*Material*.
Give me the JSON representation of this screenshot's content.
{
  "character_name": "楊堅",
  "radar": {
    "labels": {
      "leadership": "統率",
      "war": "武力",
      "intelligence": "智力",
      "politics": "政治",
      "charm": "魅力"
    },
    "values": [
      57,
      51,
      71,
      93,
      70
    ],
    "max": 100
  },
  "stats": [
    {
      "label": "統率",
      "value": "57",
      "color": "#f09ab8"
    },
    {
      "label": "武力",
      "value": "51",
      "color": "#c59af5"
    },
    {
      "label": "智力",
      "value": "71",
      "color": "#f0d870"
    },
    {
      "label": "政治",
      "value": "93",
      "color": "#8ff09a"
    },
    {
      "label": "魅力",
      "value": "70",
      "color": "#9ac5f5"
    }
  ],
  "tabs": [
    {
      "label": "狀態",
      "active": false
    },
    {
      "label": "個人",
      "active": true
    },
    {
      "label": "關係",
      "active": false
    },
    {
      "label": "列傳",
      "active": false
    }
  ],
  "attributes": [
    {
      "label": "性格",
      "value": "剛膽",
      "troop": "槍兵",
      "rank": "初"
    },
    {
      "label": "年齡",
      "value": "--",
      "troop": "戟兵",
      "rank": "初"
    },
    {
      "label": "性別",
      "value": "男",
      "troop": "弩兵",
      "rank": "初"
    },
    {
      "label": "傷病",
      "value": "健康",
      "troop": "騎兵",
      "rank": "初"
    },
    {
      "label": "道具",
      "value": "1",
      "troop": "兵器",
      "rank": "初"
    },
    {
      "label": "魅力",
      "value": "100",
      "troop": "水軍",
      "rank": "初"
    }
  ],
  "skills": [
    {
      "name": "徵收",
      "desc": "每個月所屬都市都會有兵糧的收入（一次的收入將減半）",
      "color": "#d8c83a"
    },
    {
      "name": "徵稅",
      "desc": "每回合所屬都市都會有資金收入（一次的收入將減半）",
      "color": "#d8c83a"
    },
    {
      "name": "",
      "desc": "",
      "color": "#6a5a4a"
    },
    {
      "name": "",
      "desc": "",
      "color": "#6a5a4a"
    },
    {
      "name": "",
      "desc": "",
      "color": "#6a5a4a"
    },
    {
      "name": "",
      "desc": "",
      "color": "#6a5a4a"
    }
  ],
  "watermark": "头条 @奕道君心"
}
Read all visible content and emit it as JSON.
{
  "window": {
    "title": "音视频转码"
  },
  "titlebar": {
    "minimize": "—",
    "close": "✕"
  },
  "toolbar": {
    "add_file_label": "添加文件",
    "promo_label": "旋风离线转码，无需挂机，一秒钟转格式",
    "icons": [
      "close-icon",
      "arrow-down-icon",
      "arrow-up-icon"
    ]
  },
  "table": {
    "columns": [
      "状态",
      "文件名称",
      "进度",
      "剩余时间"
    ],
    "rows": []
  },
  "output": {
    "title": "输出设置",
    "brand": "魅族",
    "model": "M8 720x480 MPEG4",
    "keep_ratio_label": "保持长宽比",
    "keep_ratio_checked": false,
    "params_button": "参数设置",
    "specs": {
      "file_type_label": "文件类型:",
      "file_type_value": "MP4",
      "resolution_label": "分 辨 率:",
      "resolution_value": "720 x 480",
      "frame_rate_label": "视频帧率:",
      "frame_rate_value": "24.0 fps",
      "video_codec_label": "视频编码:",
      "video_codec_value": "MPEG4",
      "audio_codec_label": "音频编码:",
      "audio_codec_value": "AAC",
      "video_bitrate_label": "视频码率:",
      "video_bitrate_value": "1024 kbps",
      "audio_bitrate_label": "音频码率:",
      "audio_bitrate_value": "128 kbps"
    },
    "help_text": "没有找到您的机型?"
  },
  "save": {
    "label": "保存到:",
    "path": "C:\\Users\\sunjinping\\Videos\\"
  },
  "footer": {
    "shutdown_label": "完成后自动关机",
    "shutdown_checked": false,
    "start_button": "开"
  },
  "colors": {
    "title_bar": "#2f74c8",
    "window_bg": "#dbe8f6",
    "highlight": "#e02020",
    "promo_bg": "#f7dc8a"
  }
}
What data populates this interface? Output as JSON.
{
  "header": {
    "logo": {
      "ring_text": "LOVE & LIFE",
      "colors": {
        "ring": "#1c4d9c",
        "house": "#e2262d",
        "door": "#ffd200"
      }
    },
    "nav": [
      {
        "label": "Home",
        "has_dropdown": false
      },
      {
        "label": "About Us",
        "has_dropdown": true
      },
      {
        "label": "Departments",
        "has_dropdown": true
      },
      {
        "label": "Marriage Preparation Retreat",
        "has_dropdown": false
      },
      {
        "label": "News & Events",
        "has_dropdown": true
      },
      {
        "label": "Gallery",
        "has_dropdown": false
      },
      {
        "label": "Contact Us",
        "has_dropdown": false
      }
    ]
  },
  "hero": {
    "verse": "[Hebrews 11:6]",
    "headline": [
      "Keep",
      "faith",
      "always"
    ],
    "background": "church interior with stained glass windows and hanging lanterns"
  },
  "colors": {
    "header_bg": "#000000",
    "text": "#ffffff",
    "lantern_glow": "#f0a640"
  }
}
...
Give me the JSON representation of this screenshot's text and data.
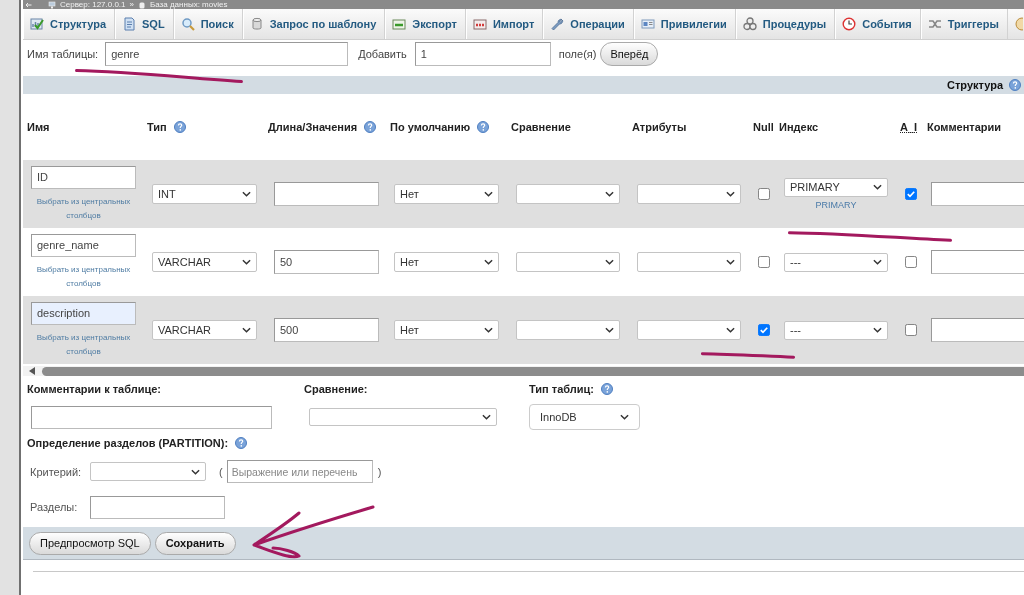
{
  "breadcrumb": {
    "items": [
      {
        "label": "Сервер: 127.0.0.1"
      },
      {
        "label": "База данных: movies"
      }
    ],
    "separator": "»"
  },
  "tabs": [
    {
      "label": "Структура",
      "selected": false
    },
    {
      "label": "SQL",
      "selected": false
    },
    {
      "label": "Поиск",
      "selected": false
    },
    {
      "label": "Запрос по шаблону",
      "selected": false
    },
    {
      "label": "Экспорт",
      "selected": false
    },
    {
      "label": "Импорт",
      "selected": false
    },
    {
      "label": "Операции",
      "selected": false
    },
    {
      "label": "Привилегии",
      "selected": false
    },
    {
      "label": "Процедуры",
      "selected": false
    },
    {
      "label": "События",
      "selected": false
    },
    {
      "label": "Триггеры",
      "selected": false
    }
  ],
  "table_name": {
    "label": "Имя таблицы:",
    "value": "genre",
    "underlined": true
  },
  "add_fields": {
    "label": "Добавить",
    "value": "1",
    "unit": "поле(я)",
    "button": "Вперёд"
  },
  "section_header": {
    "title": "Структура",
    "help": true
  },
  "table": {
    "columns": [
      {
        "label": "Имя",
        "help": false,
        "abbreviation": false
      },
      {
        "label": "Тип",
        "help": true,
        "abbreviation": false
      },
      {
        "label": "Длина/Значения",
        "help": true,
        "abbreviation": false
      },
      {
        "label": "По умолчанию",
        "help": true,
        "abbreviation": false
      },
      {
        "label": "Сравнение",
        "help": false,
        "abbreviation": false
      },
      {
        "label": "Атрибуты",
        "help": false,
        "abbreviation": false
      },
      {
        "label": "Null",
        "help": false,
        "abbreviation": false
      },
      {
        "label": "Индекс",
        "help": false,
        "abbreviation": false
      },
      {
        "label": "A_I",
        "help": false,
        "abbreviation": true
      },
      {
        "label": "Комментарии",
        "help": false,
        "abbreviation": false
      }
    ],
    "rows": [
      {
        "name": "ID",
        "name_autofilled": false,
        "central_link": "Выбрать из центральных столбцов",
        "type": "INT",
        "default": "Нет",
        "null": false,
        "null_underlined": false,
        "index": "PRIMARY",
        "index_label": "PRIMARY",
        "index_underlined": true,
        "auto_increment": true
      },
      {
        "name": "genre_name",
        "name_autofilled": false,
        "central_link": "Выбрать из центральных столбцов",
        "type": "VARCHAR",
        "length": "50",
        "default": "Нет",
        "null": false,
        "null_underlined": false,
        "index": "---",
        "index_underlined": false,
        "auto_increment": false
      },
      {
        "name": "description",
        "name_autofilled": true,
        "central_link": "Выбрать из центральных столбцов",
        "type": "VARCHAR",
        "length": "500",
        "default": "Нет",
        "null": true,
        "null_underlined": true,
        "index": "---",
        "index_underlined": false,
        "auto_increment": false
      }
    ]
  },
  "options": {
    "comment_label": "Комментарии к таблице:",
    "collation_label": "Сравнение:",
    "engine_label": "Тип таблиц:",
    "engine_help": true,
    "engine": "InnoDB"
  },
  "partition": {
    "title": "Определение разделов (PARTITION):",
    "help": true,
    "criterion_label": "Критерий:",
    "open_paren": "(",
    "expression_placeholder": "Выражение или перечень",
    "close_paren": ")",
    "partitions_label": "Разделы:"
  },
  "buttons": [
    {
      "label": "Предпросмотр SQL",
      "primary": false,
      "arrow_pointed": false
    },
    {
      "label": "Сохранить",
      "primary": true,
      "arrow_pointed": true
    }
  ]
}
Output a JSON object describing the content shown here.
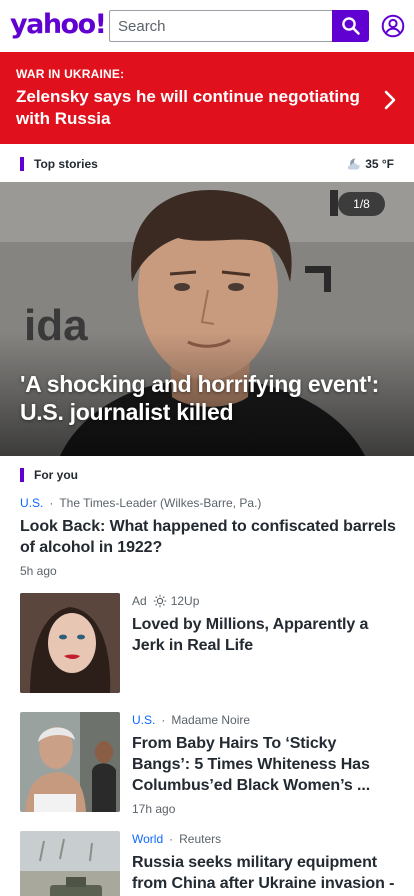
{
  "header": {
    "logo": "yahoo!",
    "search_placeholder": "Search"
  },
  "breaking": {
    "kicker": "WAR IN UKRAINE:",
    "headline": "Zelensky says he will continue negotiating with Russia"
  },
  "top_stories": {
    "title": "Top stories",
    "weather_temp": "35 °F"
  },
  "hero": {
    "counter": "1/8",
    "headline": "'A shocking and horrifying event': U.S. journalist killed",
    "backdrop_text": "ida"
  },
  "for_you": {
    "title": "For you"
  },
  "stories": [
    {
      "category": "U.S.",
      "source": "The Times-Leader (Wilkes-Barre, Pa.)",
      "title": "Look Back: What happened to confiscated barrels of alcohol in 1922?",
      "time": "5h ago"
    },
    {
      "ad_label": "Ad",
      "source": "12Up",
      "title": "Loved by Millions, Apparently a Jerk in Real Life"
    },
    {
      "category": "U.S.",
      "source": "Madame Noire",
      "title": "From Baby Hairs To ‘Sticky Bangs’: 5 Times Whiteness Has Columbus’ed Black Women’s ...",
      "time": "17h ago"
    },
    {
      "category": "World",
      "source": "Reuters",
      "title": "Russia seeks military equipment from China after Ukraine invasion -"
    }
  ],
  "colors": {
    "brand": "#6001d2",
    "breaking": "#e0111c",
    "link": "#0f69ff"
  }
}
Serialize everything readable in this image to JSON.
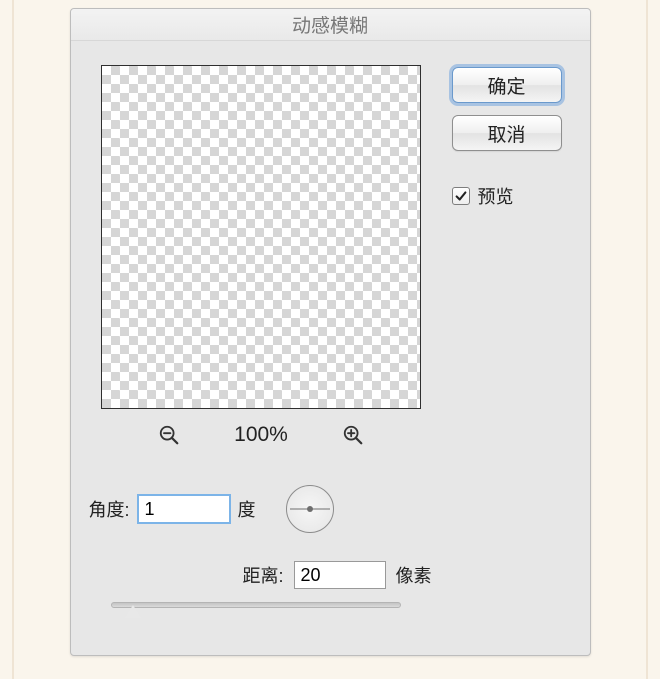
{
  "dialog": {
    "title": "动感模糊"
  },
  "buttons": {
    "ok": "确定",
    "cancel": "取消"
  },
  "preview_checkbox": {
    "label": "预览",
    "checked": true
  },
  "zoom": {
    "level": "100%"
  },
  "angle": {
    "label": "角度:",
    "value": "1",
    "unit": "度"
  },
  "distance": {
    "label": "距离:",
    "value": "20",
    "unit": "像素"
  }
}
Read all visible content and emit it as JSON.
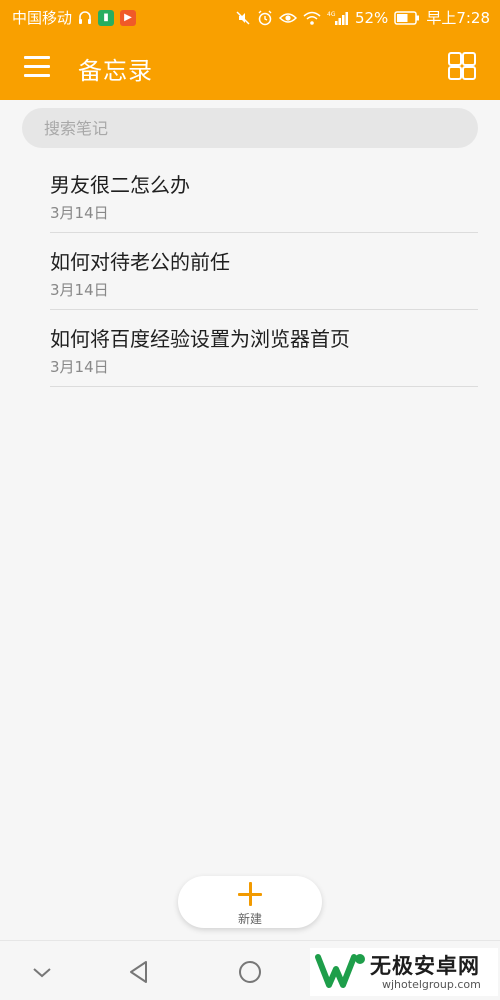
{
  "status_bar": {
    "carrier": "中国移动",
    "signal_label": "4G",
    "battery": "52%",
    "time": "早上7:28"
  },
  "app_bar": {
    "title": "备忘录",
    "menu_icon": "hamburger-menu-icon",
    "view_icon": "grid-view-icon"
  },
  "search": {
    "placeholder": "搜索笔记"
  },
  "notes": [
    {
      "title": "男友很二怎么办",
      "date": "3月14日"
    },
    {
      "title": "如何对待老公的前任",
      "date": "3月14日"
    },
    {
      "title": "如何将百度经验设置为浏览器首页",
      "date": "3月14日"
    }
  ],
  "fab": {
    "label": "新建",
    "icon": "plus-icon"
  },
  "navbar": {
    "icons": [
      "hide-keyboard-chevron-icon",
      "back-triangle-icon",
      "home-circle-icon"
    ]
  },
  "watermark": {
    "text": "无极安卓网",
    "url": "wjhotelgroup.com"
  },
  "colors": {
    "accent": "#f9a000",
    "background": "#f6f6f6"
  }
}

*Work to be completed*. Copy every line in the records above that contains the word "kbps".

*Response to the task*.
      "video_bitrate_value": "1024 kbps",
      "audio_bitrate_value": "128 kbps"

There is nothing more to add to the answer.